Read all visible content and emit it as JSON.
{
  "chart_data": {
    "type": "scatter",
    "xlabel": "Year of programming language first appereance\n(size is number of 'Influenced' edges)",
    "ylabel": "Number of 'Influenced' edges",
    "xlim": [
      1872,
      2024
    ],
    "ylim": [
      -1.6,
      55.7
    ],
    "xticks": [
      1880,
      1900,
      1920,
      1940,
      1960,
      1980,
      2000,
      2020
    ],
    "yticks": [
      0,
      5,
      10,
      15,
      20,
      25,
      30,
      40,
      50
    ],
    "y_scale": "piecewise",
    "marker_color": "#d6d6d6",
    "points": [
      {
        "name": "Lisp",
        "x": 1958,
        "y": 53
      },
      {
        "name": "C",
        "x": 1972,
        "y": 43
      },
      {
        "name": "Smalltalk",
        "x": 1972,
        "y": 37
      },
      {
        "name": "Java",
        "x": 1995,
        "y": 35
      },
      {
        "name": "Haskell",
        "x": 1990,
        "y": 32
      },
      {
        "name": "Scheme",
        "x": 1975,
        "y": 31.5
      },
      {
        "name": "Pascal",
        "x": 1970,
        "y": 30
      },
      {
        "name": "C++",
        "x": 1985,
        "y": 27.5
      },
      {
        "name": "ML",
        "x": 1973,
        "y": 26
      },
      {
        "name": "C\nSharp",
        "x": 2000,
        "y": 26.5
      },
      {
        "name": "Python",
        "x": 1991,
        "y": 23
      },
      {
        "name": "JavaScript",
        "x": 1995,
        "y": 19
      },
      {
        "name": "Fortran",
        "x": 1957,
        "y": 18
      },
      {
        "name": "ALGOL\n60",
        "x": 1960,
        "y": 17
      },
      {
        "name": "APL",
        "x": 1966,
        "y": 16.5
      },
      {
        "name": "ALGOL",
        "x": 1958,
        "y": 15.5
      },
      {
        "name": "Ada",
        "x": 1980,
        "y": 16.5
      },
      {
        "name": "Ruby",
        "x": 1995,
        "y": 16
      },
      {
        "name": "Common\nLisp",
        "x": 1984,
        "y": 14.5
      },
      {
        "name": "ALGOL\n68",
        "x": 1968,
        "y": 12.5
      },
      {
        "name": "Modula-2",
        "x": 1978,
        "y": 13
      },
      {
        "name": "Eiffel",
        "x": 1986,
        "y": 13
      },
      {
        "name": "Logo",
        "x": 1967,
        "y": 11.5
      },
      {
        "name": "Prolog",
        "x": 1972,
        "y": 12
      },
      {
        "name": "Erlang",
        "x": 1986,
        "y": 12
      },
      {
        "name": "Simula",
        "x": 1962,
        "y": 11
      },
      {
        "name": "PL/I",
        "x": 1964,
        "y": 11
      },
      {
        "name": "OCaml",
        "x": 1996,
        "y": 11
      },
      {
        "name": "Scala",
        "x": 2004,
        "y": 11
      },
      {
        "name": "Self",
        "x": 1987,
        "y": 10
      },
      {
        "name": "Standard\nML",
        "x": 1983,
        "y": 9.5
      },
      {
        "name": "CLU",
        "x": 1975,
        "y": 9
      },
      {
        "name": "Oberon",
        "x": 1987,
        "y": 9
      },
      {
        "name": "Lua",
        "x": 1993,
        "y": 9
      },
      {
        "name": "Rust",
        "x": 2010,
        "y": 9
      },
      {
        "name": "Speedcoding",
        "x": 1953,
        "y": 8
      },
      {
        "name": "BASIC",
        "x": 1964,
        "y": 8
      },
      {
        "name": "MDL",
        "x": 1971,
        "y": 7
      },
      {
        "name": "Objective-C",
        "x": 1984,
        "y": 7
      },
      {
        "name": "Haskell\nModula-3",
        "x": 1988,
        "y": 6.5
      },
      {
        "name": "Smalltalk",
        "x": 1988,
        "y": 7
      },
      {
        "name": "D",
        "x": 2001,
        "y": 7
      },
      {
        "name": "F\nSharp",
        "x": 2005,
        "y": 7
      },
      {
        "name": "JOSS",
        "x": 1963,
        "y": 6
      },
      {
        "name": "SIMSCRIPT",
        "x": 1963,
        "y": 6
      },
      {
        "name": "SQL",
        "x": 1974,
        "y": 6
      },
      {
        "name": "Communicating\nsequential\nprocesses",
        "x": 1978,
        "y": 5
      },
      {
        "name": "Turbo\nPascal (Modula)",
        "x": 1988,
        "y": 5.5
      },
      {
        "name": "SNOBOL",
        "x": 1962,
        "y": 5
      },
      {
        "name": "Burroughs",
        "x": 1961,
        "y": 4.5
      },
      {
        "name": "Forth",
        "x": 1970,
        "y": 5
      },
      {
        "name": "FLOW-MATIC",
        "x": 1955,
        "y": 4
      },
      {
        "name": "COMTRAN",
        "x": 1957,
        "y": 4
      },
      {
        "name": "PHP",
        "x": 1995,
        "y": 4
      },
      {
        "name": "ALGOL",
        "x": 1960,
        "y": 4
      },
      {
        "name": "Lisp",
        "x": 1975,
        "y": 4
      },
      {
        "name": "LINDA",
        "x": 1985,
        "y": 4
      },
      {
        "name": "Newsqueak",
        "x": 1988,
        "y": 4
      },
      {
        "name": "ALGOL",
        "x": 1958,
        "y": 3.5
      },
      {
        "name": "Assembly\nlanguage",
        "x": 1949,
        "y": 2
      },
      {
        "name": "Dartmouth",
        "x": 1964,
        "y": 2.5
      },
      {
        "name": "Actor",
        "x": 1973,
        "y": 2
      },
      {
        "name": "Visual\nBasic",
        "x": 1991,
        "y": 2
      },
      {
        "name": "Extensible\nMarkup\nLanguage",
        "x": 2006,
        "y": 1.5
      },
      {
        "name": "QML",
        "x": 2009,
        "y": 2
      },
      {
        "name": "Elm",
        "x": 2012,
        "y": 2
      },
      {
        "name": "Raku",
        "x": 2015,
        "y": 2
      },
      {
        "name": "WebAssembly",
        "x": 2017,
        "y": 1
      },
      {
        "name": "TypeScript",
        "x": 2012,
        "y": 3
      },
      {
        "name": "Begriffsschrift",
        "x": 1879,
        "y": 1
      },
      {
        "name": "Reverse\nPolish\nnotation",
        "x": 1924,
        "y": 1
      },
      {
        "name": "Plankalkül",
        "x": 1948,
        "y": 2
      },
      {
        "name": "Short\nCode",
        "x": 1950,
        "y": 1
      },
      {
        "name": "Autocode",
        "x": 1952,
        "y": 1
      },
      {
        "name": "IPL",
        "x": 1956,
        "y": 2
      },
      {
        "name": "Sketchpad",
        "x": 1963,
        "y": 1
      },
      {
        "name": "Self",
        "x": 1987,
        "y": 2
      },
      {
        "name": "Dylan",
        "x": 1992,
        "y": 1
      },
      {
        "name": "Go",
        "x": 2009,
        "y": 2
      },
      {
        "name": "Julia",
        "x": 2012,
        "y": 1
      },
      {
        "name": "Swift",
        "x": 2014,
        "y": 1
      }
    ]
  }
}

▸ **SHORT EXERCISE**
Pull out all lines of the data with the string "Haskell".

▸ **EXERCISE OUTPUT**
        "name": "Haskell",
        "name": "Haskell\nModula-3",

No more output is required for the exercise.